Go through the listing below and change every instance of "bar-segment" to "stacked-bar", leaving all other text as it is.

--------

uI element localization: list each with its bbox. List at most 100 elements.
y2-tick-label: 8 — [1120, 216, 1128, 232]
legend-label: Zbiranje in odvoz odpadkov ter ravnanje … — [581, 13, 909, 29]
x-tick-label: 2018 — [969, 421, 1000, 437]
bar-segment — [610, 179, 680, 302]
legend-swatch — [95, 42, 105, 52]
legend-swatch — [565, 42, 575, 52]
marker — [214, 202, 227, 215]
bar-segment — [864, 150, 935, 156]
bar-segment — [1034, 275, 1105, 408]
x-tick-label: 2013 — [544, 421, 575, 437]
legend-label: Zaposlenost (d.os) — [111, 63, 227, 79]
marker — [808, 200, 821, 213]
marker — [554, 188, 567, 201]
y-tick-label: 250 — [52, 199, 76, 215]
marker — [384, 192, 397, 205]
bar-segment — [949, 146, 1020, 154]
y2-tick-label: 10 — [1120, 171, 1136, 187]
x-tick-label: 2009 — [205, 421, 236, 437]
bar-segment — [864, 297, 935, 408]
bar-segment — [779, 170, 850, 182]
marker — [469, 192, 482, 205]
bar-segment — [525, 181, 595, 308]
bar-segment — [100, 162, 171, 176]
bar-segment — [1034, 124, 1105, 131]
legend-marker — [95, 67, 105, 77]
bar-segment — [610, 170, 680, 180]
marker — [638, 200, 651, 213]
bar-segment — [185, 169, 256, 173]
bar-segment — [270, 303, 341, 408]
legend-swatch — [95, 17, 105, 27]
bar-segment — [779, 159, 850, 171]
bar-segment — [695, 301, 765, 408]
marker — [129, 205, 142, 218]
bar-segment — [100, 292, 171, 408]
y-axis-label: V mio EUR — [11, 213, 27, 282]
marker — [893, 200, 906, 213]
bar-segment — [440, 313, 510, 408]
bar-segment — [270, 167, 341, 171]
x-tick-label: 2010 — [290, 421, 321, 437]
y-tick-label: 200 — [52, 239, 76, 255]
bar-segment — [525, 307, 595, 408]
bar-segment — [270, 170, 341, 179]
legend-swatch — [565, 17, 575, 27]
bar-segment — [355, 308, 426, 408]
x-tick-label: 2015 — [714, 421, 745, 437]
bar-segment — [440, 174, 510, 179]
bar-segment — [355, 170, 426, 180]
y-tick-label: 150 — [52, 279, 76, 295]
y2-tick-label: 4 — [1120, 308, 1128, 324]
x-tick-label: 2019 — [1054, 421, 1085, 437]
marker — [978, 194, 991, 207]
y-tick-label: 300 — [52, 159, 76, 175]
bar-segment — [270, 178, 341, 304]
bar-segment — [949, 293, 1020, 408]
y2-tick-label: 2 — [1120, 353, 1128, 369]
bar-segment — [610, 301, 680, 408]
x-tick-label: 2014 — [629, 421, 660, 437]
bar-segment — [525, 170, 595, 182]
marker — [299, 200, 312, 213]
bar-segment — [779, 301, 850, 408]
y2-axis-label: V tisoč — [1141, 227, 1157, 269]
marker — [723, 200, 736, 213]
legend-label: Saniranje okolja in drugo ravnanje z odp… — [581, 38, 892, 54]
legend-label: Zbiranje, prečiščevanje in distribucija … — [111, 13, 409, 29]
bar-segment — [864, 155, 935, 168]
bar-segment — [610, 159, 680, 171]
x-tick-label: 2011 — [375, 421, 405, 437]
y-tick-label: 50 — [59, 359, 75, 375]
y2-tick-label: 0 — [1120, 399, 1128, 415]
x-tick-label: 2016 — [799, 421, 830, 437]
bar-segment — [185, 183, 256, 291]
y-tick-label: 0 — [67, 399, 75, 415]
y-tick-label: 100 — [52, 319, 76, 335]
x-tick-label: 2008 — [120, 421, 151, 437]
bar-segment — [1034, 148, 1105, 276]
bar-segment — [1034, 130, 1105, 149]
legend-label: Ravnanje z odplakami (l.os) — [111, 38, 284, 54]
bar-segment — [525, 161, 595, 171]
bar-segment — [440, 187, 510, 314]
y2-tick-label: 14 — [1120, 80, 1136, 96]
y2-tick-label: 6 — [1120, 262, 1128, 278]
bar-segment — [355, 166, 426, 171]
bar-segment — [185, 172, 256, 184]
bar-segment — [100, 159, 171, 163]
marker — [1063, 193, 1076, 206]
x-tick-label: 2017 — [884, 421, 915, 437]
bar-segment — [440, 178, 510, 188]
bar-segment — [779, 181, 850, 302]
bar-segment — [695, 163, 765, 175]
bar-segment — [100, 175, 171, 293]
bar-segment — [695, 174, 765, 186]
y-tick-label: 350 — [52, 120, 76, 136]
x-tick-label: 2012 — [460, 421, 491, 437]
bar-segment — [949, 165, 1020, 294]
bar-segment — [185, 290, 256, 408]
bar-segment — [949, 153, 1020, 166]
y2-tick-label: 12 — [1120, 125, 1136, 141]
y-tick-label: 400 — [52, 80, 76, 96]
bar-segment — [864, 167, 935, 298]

--------

§ Exercise output:
uI element localization: list each with its bbox. List at most 100 elements.
y2-tick-label: 8 — [1120, 216, 1128, 232]
legend-label: Zbiranje in odvoz odpadkov ter ravnanje … — [581, 13, 909, 29]
x-tick-label: 2018 — [969, 421, 1000, 437]
stacked-bar — [610, 179, 680, 302]
legend-swatch — [95, 42, 105, 52]
legend-swatch — [565, 42, 575, 52]
marker — [214, 202, 227, 215]
stacked-bar — [864, 150, 935, 156]
stacked-bar — [1034, 275, 1105, 408]
x-tick-label: 2013 — [544, 421, 575, 437]
legend-label: Zaposlenost (d.os) — [111, 63, 227, 79]
marker — [808, 200, 821, 213]
marker — [554, 188, 567, 201]
y-tick-label: 250 — [52, 199, 76, 215]
marker — [384, 192, 397, 205]
stacked-bar — [949, 146, 1020, 154]
y2-tick-label: 10 — [1120, 171, 1136, 187]
x-tick-label: 2009 — [205, 421, 236, 437]
stacked-bar — [864, 297, 935, 408]
stacked-bar — [779, 170, 850, 182]
marker — [469, 192, 482, 205]
stacked-bar — [525, 181, 595, 308]
stacked-bar — [100, 162, 171, 176]
stacked-bar — [1034, 124, 1105, 131]
legend-marker — [95, 67, 105, 77]
stacked-bar — [610, 170, 680, 180]
marker — [638, 200, 651, 213]
stacked-bar — [185, 169, 256, 173]
stacked-bar — [270, 303, 341, 408]
legend-swatch — [95, 17, 105, 27]
stacked-bar — [779, 159, 850, 171]
stacked-bar — [695, 301, 765, 408]
marker — [129, 205, 142, 218]
stacked-bar — [100, 292, 171, 408]
y-axis-label: V mio EUR — [11, 213, 27, 282]
marker — [893, 200, 906, 213]
stacked-bar — [440, 313, 510, 408]
stacked-bar — [270, 167, 341, 171]
x-tick-label: 2010 — [290, 421, 321, 437]
y-tick-label: 200 — [52, 239, 76, 255]
stacked-bar — [525, 307, 595, 408]
stacked-bar — [270, 170, 341, 179]
legend-swatch — [565, 17, 575, 27]
stacked-bar — [355, 308, 426, 408]
x-tick-label: 2015 — [714, 421, 745, 437]
stacked-bar — [440, 174, 510, 179]
stacked-bar — [355, 170, 426, 180]
y-tick-label: 150 — [52, 279, 76, 295]
y2-tick-label: 4 — [1120, 308, 1128, 324]
x-tick-label: 2019 — [1054, 421, 1085, 437]
marker — [978, 194, 991, 207]
y-tick-label: 300 — [52, 159, 76, 175]
stacked-bar — [270, 178, 341, 304]
stacked-bar — [949, 293, 1020, 408]
y2-tick-label: 2 — [1120, 353, 1128, 369]
stacked-bar — [610, 301, 680, 408]
x-tick-label: 2014 — [629, 421, 660, 437]
stacked-bar — [525, 170, 595, 182]
marker — [299, 200, 312, 213]
stacked-bar — [779, 301, 850, 408]
y2-axis-label: V tisoč — [1141, 227, 1157, 269]
marker — [723, 200, 736, 213]
legend-label: Saniranje okolja in drugo ravnanje z odp… — [581, 38, 892, 54]
legend-label: Zbiranje, prečiščevanje in distribucija … — [111, 13, 409, 29]
stacked-bar — [864, 155, 935, 168]
stacked-bar — [610, 159, 680, 171]
x-tick-label: 2011 — [375, 421, 405, 437]
y-tick-label: 50 — [59, 359, 75, 375]
y2-tick-label: 0 — [1120, 399, 1128, 415]
x-tick-label: 2016 — [799, 421, 830, 437]
stacked-bar — [185, 183, 256, 291]
y-tick-label: 0 — [67, 399, 75, 415]
y-tick-label: 100 — [52, 319, 76, 335]
x-tick-label: 2008 — [120, 421, 151, 437]
stacked-bar — [1034, 148, 1105, 276]
stacked-bar — [1034, 130, 1105, 149]
legend-label: Ravnanje z odplakami (l.os) — [111, 38, 284, 54]
stacked-bar — [525, 161, 595, 171]
stacked-bar — [440, 187, 510, 314]
y2-tick-label: 14 — [1120, 80, 1136, 96]
y2-tick-label: 6 — [1120, 262, 1128, 278]
stacked-bar — [355, 166, 426, 171]
stacked-bar — [185, 172, 256, 184]
stacked-bar — [100, 159, 171, 163]
marker — [1063, 193, 1076, 206]
x-tick-label: 2017 — [884, 421, 915, 437]
stacked-bar — [440, 178, 510, 188]
stacked-bar — [779, 181, 850, 302]
stacked-bar — [695, 163, 765, 175]
stacked-bar — [100, 175, 171, 293]
stacked-bar — [695, 174, 765, 186]
y-tick-label: 350 — [52, 120, 76, 136]
x-tick-label: 2012 — [460, 421, 491, 437]
stacked-bar — [949, 165, 1020, 294]
stacked-bar — [185, 290, 256, 408]
stacked-bar — [949, 153, 1020, 166]
y2-tick-label: 12 — [1120, 125, 1136, 141]
y-tick-label: 400 — [52, 80, 76, 96]
stacked-bar — [864, 167, 935, 298]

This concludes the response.